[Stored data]
- - - - - - -
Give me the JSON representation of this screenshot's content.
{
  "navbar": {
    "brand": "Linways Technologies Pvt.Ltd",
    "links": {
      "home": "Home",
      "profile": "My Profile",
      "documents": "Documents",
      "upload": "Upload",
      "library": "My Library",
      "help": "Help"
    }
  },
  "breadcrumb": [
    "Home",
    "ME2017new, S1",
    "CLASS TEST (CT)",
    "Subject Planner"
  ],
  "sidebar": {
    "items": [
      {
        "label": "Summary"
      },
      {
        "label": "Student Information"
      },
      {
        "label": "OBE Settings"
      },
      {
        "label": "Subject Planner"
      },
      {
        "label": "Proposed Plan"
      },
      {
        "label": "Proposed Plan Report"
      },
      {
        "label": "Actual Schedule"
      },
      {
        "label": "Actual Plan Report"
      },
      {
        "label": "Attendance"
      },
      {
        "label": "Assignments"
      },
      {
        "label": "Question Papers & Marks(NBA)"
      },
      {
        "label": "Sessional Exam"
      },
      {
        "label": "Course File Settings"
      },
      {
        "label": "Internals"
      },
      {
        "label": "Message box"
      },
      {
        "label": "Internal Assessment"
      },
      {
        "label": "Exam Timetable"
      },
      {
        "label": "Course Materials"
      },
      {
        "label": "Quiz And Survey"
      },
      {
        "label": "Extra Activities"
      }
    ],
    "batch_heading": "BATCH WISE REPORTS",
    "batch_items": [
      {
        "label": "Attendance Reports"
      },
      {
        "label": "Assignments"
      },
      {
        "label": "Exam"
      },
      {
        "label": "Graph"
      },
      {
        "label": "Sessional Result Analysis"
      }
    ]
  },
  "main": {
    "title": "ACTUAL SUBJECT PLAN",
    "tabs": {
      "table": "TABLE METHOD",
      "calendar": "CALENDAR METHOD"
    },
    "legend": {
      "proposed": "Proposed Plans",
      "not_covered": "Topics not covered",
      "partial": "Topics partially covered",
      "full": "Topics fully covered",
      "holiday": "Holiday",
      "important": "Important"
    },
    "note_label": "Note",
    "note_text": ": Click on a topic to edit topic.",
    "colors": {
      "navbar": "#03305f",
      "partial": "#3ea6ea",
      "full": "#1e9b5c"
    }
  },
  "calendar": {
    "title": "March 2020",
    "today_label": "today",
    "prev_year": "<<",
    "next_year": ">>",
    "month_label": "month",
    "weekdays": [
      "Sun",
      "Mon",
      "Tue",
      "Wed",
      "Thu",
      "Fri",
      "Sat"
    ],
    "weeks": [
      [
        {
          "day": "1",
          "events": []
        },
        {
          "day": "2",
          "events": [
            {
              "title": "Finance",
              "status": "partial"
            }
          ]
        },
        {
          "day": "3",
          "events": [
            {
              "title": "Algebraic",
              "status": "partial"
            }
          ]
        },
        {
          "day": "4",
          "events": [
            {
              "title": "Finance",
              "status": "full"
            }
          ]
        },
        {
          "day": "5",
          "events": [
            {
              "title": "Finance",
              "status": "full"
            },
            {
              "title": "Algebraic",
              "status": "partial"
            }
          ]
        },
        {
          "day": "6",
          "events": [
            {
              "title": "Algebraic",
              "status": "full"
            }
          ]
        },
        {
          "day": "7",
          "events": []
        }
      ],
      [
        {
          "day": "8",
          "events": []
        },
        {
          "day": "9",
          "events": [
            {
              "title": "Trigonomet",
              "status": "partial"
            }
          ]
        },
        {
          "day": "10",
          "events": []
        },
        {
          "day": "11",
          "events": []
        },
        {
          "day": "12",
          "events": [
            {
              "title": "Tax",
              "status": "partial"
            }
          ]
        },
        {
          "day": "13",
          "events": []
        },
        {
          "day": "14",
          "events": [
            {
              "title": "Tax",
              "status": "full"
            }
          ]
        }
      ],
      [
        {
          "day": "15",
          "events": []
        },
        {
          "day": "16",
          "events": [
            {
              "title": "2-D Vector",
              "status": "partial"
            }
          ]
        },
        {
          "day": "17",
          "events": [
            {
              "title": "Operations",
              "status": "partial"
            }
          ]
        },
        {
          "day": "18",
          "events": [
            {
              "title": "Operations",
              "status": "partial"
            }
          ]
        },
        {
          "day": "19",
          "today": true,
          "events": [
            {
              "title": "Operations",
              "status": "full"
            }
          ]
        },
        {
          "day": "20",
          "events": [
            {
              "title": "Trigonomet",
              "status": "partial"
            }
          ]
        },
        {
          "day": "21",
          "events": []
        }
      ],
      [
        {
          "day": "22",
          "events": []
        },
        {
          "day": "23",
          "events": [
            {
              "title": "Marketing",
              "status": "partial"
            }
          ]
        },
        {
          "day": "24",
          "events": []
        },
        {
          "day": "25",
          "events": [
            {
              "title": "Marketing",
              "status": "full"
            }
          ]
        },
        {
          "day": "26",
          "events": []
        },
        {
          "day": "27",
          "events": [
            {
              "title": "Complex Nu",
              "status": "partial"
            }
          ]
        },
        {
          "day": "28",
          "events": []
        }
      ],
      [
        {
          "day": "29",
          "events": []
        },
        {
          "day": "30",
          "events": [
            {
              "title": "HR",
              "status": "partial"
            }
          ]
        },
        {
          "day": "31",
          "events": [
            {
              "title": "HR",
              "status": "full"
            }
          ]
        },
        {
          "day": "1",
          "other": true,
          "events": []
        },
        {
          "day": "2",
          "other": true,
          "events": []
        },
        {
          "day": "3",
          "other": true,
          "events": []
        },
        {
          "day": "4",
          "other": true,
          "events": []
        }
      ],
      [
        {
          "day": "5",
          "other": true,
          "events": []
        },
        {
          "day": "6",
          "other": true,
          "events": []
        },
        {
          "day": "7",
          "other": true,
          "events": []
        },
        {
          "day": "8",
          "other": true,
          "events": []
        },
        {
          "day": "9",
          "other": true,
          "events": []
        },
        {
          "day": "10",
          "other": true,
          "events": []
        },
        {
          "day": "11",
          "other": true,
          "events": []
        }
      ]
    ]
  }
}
- - - - - - -
> EXERCISE PROMPT
Give only the count of lines in which the string "Exam" appears.

> WRITTEN RESPONSE
3